### GIVEN INSTRUCTION
Rewrite the data from the start through the line containing "date-label: Today <box>387 316 446 341</box>", with "CUSTOMER SUPPORT" replaced by "BILLING SUPPORT" and everything else left unchanged. Give only those lines.

_ _ _ _ _

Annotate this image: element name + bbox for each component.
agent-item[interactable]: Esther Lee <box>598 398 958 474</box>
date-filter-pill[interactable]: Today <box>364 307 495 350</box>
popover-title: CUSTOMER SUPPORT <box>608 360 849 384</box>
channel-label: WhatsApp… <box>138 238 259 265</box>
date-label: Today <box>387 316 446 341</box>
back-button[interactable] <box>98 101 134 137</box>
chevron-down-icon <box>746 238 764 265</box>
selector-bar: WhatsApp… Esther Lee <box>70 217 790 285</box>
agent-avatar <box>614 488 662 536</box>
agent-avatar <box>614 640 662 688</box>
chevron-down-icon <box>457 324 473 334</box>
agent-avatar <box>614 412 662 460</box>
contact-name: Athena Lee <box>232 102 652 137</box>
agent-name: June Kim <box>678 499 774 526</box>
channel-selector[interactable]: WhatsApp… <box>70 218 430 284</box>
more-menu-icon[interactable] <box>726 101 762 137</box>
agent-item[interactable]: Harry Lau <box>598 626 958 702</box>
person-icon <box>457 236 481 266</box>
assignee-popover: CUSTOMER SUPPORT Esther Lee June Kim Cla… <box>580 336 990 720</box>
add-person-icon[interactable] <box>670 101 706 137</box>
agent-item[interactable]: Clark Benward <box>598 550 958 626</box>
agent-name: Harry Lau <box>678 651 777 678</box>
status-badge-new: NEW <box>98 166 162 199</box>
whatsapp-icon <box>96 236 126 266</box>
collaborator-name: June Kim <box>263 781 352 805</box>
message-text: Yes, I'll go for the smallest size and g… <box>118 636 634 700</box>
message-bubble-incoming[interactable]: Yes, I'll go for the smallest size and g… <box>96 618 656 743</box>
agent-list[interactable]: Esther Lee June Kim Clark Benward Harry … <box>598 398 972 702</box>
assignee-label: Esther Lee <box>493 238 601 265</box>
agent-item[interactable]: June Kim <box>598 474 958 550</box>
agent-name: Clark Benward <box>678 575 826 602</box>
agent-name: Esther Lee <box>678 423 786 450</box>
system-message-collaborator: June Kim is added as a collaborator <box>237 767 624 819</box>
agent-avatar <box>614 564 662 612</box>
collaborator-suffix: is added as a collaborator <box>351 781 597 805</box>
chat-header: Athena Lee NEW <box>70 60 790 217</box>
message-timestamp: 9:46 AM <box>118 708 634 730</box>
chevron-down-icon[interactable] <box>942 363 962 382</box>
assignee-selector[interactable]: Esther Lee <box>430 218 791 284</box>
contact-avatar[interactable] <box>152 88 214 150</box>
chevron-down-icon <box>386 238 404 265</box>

_ _ _ _ _

### FULL OUTPUT
Annotate this image: element name + bbox for each component.
agent-item[interactable]: Esther Lee <box>598 398 958 474</box>
date-filter-pill[interactable]: Today <box>364 307 495 350</box>
popover-title: BILLING SUPPORT <box>608 360 849 384</box>
channel-label: WhatsApp… <box>138 238 259 265</box>
date-label: Today <box>387 316 446 341</box>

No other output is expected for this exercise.